Extract all of the entries and set them down verbatim.

[START GIVEN INFORMATION]

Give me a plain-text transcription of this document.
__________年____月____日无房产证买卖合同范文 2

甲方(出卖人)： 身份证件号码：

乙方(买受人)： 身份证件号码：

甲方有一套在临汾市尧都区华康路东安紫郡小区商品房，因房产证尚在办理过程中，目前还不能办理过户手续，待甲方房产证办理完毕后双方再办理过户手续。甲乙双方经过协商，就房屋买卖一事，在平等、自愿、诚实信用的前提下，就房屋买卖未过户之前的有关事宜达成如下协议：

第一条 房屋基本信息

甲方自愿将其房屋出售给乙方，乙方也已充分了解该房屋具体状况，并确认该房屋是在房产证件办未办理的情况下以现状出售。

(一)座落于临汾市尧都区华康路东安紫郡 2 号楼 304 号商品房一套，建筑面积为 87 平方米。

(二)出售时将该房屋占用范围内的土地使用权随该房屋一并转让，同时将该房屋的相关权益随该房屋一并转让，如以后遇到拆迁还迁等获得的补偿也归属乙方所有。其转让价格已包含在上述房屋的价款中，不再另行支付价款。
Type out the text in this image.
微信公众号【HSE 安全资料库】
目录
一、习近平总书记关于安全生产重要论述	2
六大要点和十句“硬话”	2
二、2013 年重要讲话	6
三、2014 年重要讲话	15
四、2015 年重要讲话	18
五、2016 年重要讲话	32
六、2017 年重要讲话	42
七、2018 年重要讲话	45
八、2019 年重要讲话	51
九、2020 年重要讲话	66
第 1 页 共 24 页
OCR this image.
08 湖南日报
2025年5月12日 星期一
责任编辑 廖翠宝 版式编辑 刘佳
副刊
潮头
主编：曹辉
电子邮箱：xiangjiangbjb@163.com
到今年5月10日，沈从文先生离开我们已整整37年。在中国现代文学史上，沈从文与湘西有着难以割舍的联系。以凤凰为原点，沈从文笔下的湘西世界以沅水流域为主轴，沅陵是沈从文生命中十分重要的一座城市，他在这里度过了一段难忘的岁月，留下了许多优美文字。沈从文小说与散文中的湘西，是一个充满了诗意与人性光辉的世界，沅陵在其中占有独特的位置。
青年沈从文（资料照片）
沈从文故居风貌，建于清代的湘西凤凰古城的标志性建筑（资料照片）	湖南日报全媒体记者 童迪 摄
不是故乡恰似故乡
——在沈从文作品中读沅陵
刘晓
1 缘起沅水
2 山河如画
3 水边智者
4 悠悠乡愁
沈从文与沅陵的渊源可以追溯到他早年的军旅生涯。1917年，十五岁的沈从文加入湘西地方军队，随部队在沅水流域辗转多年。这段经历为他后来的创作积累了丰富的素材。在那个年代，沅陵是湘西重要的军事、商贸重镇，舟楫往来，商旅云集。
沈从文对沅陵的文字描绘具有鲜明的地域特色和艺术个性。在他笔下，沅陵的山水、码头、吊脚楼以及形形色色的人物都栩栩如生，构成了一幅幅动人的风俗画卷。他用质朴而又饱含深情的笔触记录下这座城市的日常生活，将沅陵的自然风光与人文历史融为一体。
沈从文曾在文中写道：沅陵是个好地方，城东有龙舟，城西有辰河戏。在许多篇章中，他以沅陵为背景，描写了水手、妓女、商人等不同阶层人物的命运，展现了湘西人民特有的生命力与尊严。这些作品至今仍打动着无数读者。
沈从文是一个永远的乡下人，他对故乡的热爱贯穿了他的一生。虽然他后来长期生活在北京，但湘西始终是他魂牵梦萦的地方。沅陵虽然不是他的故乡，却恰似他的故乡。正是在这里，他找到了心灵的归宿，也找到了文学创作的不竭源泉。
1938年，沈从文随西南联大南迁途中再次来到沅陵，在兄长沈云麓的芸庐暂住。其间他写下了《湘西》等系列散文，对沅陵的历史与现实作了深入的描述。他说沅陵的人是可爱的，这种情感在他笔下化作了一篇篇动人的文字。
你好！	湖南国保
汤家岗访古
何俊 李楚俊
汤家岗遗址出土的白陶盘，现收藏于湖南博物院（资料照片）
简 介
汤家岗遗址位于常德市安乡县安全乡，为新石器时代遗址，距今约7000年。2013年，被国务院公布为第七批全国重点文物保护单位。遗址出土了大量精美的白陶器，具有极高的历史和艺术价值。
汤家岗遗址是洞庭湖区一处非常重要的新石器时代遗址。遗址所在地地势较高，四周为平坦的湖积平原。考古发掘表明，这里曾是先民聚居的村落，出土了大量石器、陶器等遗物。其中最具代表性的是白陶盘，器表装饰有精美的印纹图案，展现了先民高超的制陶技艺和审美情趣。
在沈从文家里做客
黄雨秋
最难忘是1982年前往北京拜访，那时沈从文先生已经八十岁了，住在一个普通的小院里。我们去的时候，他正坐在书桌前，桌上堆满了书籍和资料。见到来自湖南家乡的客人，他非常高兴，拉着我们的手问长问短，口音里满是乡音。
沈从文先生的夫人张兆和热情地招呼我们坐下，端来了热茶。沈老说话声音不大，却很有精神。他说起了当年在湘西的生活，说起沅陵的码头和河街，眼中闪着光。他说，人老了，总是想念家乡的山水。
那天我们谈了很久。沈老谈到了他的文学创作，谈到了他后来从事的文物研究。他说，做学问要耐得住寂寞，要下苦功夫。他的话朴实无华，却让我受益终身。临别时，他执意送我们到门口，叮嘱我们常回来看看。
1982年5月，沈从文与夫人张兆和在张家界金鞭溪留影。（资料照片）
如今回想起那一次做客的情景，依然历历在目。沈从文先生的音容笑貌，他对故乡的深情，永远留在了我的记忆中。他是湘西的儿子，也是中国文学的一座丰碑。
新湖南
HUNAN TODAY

[END GIVEN INFORMATION]

> **SOLVED PROBLEM**
Give me a plain-text transcription of this document.
__________年____月____日无房产证买卖合同范文 2

甲方(出卖人)： 身份证件号码：

乙方(买受人)： 身份证件号码：

甲方有一套在临汾市尧都区华康路东安紫郡小区商品房，因房产证尚在办理过程中，目前还不能办理过户手续，待甲方房产证办理完毕后双方再办理过户手续。甲乙双方经过协商，就房屋买卖一事，在平等、自愿、诚实信用的前提下，就房屋买卖未过户之前的有关事宜达成如下协议：

第一条 房屋基本信息

甲方自愿将其房屋出售给乙方，乙方也已充分了解该房屋具体状况，并确认该房屋是在房产证件办未办理的情况下以现状出售。

(一)座落于临汾市尧都区华康路东安紫郡 2 号楼 304 号商品房一套，建筑面积为 87 平方米。

(二)出售时将该房屋占用范围内的土地使用权随该房屋一并转让，同时将该房屋的相关权益随该房屋一并转让，如以后遇到拆迁还迁等获得的补偿也归属乙方所有。其转让价格已包含在上述房屋的价款中，不再另行支付价款。
Type out the text in this image.
微信公众号【HSE 安全资料库】
目录
一、习近平总书记关于安全生产重要论述	2
六大要点和十句“硬话”	2
二、2013 年重要讲话	6
三、2014 年重要讲话	15
四、2015 年重要讲话	18
五、2016 年重要讲话	32
六、2017 年重要讲话	42
七、2018 年重要讲话	45
八、2019 年重要讲话	51
九、2020 年重要讲话	66
第 1 页 共 24 页
OCR this image.
08 湖南日报
2025年5月12日 星期一
责任编辑 廖翠宝 版式编辑 刘佳
副刊
潮头
主编：曹辉
电子邮箱：xiangjiangbjb@163.com
到今年5月10日，沈从文先生离开我们已整整37年。在中国现代文学史上，沈从文与湘西有着难以割舍的联系。以凤凰为原点，沈从文笔下的湘西世界以沅水流域为主轴，沅陵是沈从文生命中十分重要的一座城市，他在这里度过了一段难忘的岁月，留下了许多优美文字。沈从文小说与散文中的湘西，是一个充满了诗意与人性光辉的世界，沅陵在其中占有独特的位置。
青年沈从文（资料照片）
沈从文故居风貌，建于清代的湘西凤凰古城的标志性建筑（资料照片）	湖南日报全媒体记者 童迪 摄
不是故乡恰似故乡
——在沈从文作品中读沅陵
刘晓
1 缘起沅水
2 山河如画
3 水边智者
4 悠悠乡愁
沈从文与沅陵的渊源可以追溯到他早年的军旅生涯。1917年，十五岁的沈从文加入湘西地方军队，随部队在沅水流域辗转多年。这段经历为他后来的创作积累了丰富的素材。在那个年代，沅陵是湘西重要的军事、商贸重镇，舟楫往来，商旅云集。
沈从文对沅陵的文字描绘具有鲜明的地域特色和艺术个性。在他笔下，沅陵的山水、码头、吊脚楼以及形形色色的人物都栩栩如生，构成了一幅幅动人的风俗画卷。他用质朴而又饱含深情的笔触记录下这座城市的日常生活，将沅陵的自然风光与人文历史融为一体。
沈从文曾在文中写道：沅陵是个好地方，城东有龙舟，城西有辰河戏。在许多篇章中，他以沅陵为背景，描写了水手、妓女、商人等不同阶层人物的命运，展现了湘西人民特有的生命力与尊严。这些作品至今仍打动着无数读者。
沈从文是一个永远的乡下人，他对故乡的热爱贯穿了他的一生。虽然他后来长期生活在北京，但湘西始终是他魂牵梦萦的地方。沅陵虽然不是他的故乡，却恰似他的故乡。正是在这里，他找到了心灵的归宿，也找到了文学创作的不竭源泉。
1938年，沈从文随西南联大南迁途中再次来到沅陵，在兄长沈云麓的芸庐暂住。其间他写下了《湘西》等系列散文，对沅陵的历史与现实作了深入的描述。他说沅陵的人是可爱的，这种情感在他笔下化作了一篇篇动人的文字。
你好！	湖南国保
汤家岗访古
何俊 李楚俊
汤家岗遗址出土的白陶盘，现收藏于湖南博物院（资料照片）
简 介
汤家岗遗址位于常德市安乡县安全乡，为新石器时代遗址，距今约7000年。2013年，被国务院公布为第七批全国重点文物保护单位。遗址出土了大量精美的白陶器，具有极高的历史和艺术价值。
汤家岗遗址是洞庭湖区一处非常重要的新石器时代遗址。遗址所在地地势较高，四周为平坦的湖积平原。考古发掘表明，这里曾是先民聚居的村落，出土了大量石器、陶器等遗物。其中最具代表性的是白陶盘，器表装饰有精美的印纹图案，展现了先民高超的制陶技艺和审美情趣。
在沈从文家里做客
黄雨秋
最难忘是1982年前往北京拜访，那时沈从文先生已经八十岁了，住在一个普通的小院里。我们去的时候，他正坐在书桌前，桌上堆满了书籍和资料。见到来自湖南家乡的客人，他非常高兴，拉着我们的手问长问短，口音里满是乡音。
沈从文先生的夫人张兆和热情地招呼我们坐下，端来了热茶。沈老说话声音不大，却很有精神。他说起了当年在湘西的生活，说起沅陵的码头和河街，眼中闪着光。他说，人老了，总是想念家乡的山水。
那天我们谈了很久。沈老谈到了他的文学创作，谈到了他后来从事的文物研究。他说，做学问要耐得住寂寞，要下苦功夫。他的话朴实无华，却让我受益终身。临别时，他执意送我们到门口，叮嘱我们常回来看看。
1982年5月，沈从文与夫人张兆和在张家界金鞭溪留影。（资料照片）
如今回想起那一次做客的情景，依然历历在目。沈从文先生的音容笑貌，他对故乡的深情，永远留在了我的记忆中。他是湘西的儿子，也是中国文学的一座丰碑。
新湖南
HUNAN TODAY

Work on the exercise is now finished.